• **WRITTEN EXERCISE**:
Search the listing below for the string "SEMAL" and show each line that contains it.

• **EXTRACTED ENTRIES**:
◆ ◆ ◆ ◆ ◆

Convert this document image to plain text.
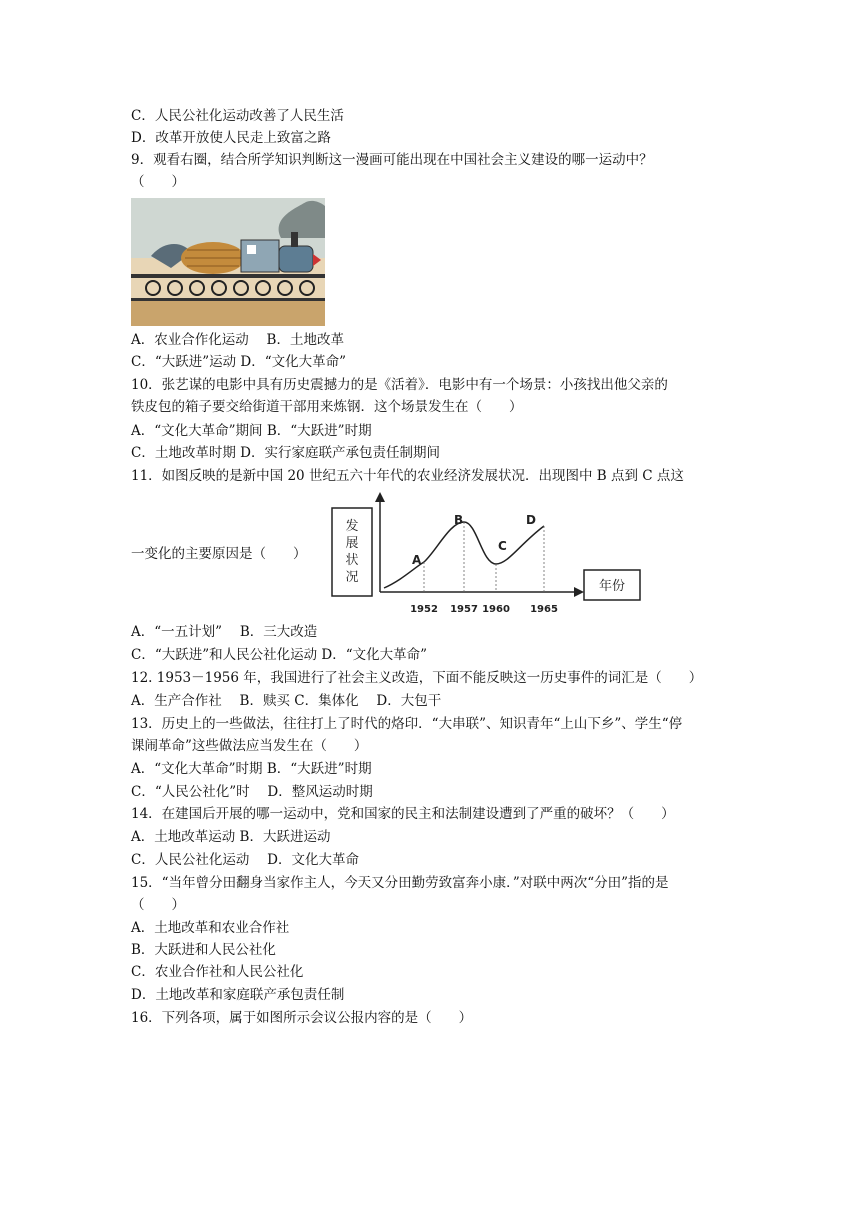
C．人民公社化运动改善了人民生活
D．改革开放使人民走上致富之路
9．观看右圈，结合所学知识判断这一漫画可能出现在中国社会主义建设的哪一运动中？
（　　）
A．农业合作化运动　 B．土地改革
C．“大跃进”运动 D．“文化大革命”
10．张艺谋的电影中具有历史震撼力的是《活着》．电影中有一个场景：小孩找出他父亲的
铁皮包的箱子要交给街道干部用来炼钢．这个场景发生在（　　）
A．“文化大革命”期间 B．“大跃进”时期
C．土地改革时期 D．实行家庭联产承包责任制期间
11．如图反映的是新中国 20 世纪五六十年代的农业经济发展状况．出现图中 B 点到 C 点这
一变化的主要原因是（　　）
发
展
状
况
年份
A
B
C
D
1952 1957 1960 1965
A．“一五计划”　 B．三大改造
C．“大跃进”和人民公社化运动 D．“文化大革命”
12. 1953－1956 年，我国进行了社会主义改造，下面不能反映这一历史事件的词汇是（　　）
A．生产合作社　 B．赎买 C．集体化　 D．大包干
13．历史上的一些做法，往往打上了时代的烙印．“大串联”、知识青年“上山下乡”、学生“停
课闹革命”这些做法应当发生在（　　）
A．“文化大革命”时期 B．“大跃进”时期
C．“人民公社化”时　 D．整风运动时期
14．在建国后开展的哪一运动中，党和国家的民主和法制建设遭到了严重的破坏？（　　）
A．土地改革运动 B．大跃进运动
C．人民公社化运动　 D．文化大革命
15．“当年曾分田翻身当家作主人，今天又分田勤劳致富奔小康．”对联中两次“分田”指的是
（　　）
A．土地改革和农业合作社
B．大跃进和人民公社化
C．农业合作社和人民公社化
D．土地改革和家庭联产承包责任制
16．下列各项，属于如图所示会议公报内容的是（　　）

◆ ◆ ◆ ◆ ◆

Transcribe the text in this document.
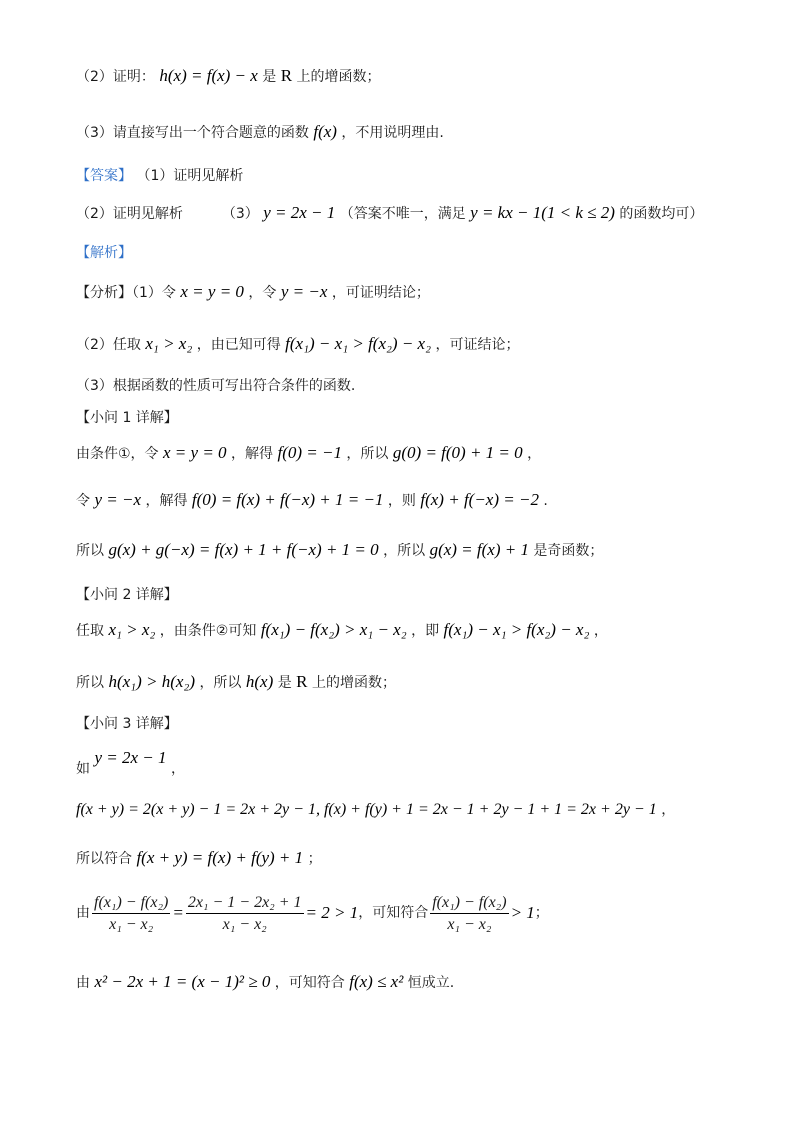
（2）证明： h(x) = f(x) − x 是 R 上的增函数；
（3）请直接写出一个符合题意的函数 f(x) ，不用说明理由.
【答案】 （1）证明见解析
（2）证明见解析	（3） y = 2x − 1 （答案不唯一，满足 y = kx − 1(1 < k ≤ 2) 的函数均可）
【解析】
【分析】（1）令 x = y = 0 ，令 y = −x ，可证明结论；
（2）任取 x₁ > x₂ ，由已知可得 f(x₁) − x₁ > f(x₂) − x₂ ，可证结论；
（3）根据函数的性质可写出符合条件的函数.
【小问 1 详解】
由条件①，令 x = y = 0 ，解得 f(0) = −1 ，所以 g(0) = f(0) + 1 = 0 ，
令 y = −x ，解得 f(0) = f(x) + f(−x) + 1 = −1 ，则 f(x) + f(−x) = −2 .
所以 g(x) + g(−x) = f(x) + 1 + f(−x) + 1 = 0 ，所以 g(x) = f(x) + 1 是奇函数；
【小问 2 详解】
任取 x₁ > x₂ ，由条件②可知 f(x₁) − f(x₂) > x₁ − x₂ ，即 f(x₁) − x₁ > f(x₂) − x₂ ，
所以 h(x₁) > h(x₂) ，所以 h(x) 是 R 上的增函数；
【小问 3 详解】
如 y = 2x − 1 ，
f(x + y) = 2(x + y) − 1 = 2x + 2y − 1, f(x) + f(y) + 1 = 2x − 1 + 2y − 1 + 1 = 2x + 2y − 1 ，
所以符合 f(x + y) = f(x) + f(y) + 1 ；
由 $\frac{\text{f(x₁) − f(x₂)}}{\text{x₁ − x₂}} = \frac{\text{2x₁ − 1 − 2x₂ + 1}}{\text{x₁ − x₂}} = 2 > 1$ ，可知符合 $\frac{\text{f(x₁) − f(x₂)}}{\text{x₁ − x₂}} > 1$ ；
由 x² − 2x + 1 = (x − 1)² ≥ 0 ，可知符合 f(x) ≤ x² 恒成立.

◆ ◆ ◆ ◆ ◆

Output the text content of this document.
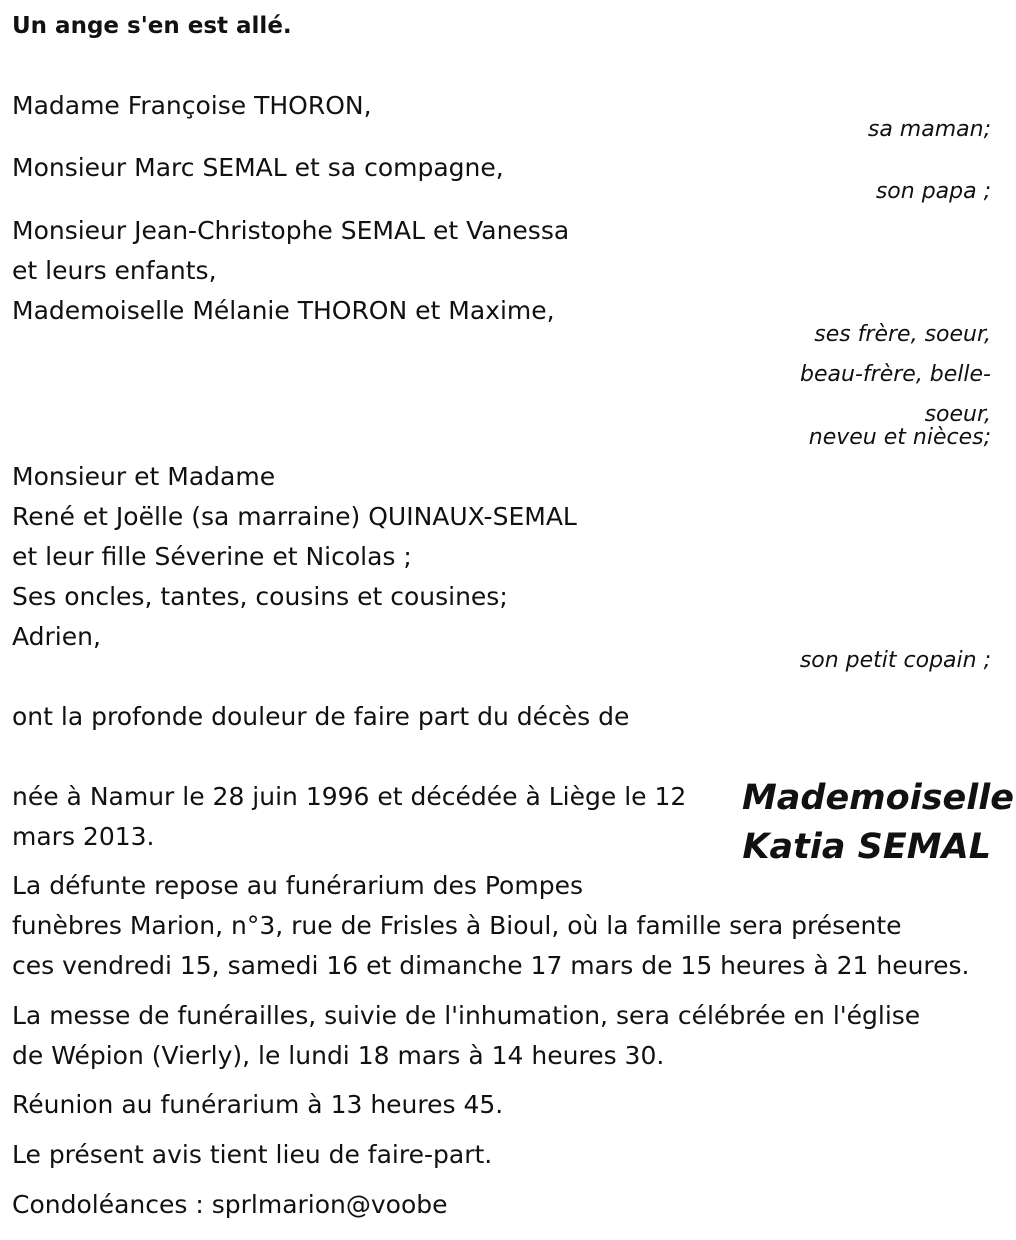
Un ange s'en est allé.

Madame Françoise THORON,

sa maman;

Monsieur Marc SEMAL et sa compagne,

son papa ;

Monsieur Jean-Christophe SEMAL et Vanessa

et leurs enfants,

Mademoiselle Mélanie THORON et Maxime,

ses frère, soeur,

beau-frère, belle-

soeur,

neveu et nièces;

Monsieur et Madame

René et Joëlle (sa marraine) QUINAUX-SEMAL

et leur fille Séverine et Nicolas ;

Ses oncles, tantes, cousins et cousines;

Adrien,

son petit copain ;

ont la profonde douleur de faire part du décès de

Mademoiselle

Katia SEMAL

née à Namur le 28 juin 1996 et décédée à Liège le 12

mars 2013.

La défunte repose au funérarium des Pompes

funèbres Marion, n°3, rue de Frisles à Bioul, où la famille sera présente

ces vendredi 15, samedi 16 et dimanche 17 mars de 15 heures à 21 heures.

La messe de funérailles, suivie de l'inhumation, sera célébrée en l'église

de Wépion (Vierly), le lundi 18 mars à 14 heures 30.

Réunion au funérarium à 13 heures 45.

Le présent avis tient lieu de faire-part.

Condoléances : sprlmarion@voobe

◆ ◆ ◆ ◆ ◆

• **CORRECT RESPONSE**:
Monsieur Marc SEMAL et sa compagne,
Monsieur Jean-Christophe SEMAL et Vanessa
René et Joëlle (sa marraine) QUINAUX-SEMAL
Katia SEMAL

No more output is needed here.